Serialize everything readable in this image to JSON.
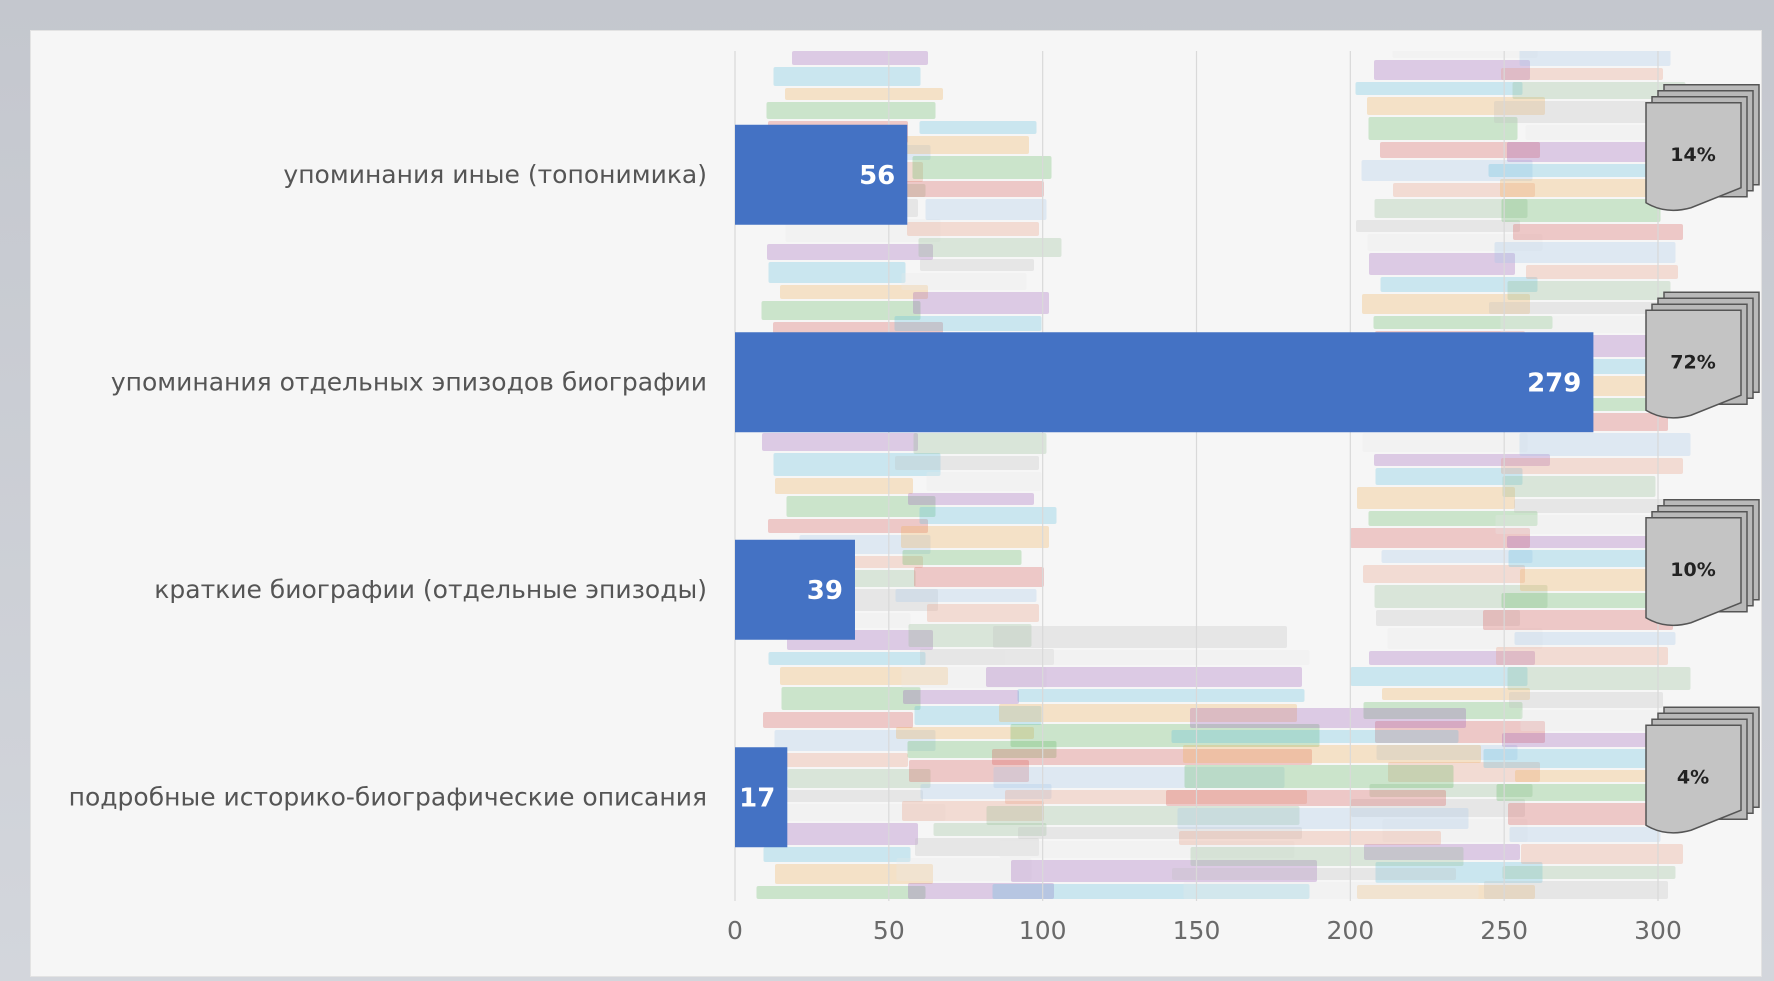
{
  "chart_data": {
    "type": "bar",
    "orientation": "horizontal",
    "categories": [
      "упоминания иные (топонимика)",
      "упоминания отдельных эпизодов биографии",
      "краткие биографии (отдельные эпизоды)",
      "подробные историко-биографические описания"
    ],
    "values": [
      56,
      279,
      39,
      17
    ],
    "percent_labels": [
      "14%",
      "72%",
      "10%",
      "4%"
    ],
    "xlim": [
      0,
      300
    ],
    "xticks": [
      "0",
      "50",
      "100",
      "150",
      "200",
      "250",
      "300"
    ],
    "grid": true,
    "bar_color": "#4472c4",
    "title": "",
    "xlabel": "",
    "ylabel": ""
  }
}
────────
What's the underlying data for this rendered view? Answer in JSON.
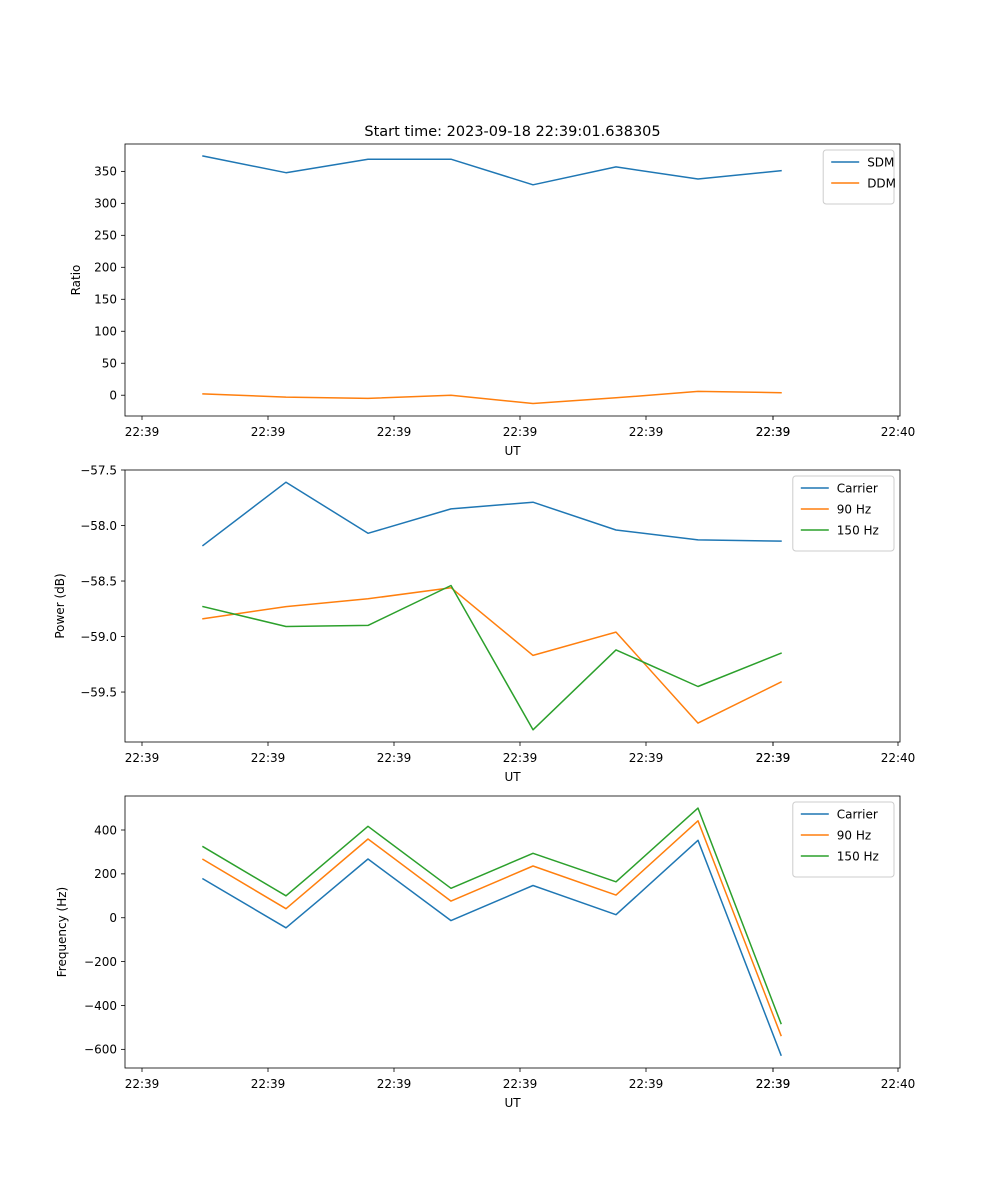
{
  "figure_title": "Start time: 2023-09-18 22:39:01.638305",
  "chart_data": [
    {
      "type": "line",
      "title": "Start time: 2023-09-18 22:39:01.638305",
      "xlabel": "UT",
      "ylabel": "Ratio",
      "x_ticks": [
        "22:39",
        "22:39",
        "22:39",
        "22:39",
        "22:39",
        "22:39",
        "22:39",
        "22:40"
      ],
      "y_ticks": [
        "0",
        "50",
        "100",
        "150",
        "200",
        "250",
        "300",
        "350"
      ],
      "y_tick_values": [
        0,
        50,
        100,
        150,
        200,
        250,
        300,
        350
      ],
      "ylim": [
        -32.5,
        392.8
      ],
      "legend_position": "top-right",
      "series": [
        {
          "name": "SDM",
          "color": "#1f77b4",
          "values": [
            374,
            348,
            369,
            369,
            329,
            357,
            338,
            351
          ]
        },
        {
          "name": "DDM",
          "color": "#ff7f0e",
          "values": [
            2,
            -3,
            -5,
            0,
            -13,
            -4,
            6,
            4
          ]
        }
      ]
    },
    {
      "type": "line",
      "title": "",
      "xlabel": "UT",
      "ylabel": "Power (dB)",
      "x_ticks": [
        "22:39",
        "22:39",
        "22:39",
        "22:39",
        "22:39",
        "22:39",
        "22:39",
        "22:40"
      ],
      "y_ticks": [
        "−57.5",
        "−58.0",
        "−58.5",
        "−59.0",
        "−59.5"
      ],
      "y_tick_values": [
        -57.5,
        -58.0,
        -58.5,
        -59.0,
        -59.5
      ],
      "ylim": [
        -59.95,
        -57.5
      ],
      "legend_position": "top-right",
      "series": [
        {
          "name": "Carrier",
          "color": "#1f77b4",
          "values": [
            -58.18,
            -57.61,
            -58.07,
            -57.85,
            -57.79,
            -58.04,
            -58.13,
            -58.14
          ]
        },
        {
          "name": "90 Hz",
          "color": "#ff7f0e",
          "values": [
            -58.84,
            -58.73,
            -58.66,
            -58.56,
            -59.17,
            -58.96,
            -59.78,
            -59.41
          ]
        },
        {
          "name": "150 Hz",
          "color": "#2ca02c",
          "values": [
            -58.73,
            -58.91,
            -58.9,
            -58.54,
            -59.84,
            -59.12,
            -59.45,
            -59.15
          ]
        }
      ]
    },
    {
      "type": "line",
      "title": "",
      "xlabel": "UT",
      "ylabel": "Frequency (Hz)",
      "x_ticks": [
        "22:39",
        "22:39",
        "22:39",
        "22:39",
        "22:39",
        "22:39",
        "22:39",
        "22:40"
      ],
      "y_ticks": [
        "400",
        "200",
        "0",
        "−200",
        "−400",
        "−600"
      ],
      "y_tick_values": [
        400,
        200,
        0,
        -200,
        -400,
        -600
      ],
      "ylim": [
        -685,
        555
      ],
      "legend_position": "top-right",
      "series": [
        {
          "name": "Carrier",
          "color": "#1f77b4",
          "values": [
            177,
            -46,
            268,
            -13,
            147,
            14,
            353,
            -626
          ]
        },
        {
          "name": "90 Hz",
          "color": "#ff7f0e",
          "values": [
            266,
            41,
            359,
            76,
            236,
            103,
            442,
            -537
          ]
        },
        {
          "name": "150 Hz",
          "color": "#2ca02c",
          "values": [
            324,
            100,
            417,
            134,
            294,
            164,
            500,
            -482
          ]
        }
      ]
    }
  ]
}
────────
[YOUR GOAL] Only lines with the word "ylabel" are wanted, so copy each one from the records.

[FINAL RESULT]
    "ylabel": ""
      "ylabel": "Ratio",
      "ylabel": "Power (dB)",
      "ylabel": "Frequency (Hz)",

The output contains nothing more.